■ **Problem description**:
Set down the lines from the one with "option-row[interactable]: ( )1 —" to the one with "q12-option-d[interactable]: D. On", keeping them exactly the same.

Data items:
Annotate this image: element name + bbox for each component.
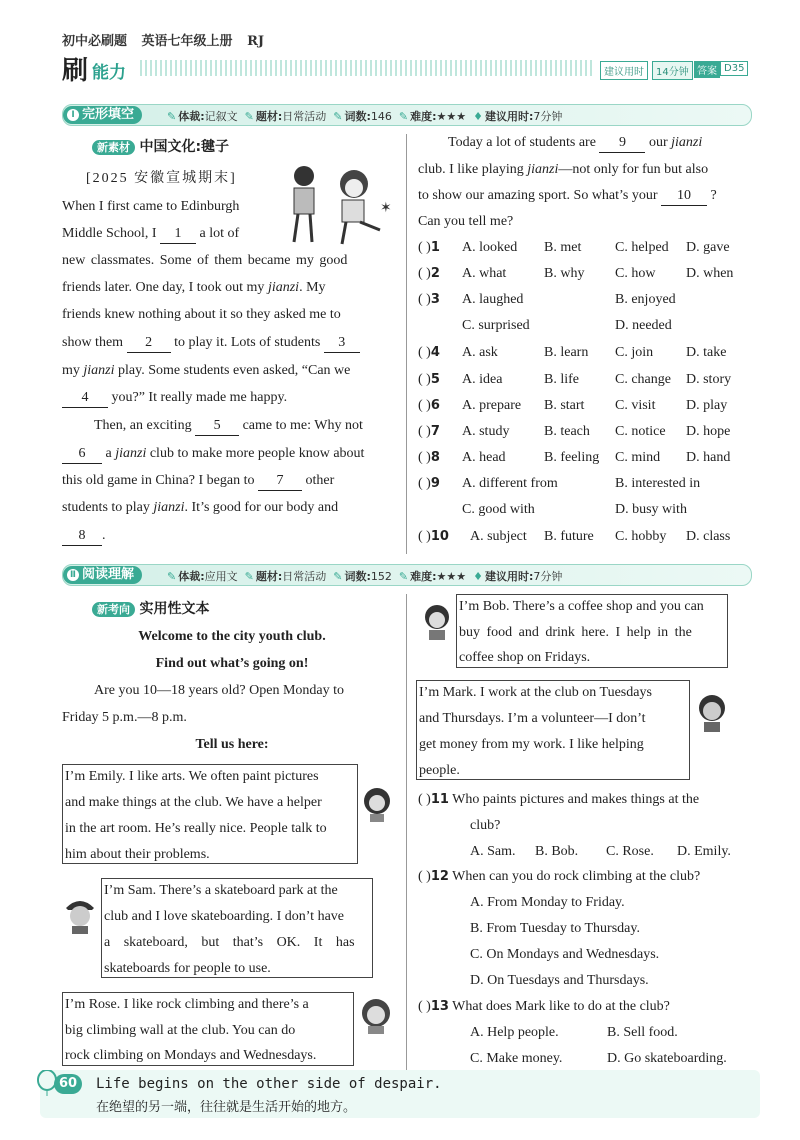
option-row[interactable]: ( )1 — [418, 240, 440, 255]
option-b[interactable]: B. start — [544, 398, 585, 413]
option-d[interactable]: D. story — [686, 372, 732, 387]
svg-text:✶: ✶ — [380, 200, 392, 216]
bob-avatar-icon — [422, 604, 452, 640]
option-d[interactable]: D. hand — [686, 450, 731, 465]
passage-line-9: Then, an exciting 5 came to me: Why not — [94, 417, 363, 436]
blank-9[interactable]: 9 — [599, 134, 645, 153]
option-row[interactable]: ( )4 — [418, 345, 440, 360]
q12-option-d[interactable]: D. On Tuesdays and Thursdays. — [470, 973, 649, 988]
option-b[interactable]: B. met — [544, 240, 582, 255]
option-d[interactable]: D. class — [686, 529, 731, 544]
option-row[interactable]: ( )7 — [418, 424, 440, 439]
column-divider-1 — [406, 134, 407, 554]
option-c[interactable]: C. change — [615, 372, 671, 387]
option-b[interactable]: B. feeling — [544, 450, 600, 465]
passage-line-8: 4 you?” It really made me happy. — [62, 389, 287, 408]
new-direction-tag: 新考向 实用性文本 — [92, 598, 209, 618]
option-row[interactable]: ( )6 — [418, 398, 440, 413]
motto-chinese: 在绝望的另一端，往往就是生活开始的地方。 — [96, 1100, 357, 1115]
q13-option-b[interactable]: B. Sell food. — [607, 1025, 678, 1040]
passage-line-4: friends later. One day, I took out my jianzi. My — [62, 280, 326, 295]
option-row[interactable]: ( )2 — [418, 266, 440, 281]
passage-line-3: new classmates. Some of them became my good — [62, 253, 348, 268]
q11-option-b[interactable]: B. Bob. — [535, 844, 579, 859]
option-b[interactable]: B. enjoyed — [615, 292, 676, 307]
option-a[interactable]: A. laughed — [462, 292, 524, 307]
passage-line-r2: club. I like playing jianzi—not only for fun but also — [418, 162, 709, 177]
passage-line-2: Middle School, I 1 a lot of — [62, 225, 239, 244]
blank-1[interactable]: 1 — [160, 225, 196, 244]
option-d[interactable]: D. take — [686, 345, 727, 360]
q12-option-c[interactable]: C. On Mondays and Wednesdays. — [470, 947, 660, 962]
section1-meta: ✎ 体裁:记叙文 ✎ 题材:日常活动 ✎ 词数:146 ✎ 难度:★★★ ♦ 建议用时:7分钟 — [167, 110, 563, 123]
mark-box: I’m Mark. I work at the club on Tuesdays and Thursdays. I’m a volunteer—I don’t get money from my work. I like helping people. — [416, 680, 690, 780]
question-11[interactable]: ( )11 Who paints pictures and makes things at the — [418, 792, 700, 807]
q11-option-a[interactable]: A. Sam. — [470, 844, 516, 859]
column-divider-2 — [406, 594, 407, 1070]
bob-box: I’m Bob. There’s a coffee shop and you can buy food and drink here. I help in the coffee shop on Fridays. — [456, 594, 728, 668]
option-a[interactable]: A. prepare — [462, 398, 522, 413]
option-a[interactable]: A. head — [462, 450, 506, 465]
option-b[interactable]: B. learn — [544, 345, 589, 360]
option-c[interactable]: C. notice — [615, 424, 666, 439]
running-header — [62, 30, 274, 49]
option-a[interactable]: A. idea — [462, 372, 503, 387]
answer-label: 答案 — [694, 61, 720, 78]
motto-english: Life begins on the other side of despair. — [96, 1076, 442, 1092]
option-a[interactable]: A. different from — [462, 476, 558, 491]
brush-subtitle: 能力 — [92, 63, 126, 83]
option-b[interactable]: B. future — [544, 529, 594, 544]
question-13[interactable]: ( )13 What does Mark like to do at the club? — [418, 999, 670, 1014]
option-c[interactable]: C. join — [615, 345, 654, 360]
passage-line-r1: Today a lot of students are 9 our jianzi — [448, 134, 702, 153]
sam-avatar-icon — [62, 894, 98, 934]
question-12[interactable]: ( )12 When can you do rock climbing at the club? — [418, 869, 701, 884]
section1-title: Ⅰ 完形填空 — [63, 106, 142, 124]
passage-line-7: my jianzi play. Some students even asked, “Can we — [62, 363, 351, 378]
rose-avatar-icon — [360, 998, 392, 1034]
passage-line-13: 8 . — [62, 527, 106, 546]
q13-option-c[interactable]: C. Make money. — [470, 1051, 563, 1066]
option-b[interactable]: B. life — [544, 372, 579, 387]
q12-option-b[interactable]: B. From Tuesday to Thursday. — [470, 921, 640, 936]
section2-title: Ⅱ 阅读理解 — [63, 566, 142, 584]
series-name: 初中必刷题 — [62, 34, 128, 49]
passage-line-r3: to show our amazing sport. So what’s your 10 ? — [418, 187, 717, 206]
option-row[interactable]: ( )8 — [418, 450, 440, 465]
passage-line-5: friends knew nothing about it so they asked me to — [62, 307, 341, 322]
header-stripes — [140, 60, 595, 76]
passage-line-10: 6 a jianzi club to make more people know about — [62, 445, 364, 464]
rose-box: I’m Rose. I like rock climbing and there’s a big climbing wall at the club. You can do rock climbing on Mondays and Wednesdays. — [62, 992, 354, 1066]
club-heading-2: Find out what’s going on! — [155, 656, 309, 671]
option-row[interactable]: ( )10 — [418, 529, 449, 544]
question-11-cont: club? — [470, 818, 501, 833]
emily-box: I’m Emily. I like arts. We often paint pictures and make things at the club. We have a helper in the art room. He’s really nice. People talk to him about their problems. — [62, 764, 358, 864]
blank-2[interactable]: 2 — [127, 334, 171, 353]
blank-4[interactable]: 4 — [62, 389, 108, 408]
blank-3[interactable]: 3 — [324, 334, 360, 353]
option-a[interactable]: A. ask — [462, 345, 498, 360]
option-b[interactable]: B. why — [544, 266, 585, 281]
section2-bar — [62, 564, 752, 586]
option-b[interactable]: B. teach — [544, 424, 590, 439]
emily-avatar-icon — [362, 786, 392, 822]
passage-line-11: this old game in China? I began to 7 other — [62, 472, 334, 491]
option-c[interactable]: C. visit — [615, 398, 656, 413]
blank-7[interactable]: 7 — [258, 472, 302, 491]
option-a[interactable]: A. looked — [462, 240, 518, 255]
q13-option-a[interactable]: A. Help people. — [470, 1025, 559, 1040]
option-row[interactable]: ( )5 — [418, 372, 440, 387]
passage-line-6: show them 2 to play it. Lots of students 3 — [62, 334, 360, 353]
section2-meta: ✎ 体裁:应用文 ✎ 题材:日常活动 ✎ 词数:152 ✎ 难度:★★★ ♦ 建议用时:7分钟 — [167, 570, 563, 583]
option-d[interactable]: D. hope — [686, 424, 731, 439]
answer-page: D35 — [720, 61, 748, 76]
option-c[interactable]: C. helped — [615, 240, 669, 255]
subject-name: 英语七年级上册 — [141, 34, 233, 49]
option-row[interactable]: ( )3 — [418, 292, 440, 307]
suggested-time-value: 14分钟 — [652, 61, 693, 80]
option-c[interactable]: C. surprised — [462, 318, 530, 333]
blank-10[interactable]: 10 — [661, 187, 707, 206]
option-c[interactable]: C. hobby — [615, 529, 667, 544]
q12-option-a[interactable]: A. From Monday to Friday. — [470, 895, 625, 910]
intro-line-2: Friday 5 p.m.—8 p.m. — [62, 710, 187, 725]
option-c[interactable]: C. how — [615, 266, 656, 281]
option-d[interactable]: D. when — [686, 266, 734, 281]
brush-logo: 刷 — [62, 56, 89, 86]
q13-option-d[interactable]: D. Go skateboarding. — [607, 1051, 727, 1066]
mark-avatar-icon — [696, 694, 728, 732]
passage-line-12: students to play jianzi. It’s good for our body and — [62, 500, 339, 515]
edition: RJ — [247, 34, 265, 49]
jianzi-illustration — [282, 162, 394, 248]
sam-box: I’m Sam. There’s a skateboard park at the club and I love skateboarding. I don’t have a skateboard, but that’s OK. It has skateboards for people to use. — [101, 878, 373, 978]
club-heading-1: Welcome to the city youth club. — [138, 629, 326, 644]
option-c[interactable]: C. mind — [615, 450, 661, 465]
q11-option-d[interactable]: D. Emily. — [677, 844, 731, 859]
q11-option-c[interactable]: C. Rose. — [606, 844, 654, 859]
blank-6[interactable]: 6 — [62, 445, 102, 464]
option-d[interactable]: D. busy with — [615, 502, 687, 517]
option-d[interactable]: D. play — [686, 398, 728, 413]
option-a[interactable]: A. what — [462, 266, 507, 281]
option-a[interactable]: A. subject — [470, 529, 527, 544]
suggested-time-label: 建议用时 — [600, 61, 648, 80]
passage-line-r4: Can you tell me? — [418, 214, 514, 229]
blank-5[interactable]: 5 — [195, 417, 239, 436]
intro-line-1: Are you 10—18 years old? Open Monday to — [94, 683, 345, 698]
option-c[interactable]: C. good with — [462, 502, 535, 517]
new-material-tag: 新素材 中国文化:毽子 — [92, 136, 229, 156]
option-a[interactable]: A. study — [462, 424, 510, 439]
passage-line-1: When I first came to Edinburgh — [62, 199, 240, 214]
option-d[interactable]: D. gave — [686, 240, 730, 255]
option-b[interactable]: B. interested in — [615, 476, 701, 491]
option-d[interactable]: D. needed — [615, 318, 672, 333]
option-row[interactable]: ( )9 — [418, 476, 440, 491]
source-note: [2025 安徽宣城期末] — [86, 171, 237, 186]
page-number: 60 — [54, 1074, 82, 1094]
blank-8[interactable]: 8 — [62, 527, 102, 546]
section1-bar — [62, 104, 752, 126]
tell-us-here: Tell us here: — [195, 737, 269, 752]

■ **Full answer**:
option-row[interactable]: ( )1 — [418, 240, 440, 255]
option-b[interactable]: B. start — [544, 398, 585, 413]
option-d[interactable]: D. story — [686, 372, 732, 387]
svg-text:✶: ✶ — [380, 200, 392, 216]
bob-avatar-icon — [422, 604, 452, 640]
option-d[interactable]: D. hand — [686, 450, 731, 465]
passage-line-9: Then, an exciting 5 came to me: Why not — [94, 417, 363, 436]
blank-9[interactable]: 9 — [599, 134, 645, 153]
option-row[interactable]: ( )4 — [418, 345, 440, 360]
q12-option-d[interactable]: D. On Tuesdays and Thursdays. — [470, 973, 649, 988]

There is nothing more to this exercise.